AIM OF THE EXERCISE
Count how many lines hold the string "compression". Give that number alone.

MATERIAL SHOWN
━━━━
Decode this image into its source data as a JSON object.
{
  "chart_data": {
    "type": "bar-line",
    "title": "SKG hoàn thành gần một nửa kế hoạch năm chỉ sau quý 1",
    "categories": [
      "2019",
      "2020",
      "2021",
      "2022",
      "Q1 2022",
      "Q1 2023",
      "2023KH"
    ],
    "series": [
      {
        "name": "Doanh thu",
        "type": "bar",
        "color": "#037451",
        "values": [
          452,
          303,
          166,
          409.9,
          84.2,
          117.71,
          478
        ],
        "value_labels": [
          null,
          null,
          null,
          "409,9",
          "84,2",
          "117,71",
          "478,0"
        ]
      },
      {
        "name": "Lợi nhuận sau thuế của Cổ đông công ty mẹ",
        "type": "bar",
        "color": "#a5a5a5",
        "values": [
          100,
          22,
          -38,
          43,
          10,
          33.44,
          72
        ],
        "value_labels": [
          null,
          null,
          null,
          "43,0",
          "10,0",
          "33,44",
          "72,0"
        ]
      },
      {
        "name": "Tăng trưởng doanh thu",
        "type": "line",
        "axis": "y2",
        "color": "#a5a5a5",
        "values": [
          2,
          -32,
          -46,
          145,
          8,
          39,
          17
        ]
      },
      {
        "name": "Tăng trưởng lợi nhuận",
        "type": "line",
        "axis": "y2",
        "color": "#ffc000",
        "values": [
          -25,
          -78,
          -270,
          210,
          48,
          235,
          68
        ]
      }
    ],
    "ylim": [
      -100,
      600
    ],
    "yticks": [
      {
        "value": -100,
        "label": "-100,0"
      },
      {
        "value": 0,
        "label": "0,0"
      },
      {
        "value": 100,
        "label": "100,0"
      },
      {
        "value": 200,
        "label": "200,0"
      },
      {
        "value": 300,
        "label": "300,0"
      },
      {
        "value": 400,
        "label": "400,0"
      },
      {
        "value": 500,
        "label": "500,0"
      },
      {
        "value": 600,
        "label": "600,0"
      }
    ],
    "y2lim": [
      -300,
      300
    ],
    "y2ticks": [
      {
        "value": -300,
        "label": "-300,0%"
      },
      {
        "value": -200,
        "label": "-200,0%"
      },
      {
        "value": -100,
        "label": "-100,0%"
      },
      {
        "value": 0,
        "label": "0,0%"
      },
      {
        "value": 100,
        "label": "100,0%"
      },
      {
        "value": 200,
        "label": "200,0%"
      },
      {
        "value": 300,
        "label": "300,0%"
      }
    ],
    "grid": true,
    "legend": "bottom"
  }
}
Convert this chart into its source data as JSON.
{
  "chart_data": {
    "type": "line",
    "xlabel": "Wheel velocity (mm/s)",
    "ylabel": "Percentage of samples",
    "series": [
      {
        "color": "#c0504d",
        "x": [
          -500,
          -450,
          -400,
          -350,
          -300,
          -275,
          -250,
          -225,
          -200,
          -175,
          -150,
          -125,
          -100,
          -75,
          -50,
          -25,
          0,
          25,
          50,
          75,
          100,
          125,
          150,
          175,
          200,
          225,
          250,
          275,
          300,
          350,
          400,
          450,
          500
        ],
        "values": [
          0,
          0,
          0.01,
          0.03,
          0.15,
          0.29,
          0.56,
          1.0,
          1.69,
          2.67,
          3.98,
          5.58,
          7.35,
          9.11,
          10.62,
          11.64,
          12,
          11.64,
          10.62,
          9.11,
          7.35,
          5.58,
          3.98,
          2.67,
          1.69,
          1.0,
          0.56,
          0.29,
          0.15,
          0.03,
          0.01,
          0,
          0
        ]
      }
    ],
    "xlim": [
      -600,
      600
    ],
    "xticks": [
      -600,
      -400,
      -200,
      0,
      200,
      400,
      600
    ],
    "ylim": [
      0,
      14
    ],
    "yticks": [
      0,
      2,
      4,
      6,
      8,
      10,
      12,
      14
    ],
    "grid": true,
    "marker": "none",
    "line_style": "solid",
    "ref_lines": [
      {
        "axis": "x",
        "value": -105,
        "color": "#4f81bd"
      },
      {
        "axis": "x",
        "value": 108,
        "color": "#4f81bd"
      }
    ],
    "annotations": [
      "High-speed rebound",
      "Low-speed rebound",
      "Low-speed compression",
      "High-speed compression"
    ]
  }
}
━━━━
FINAL RESULT
2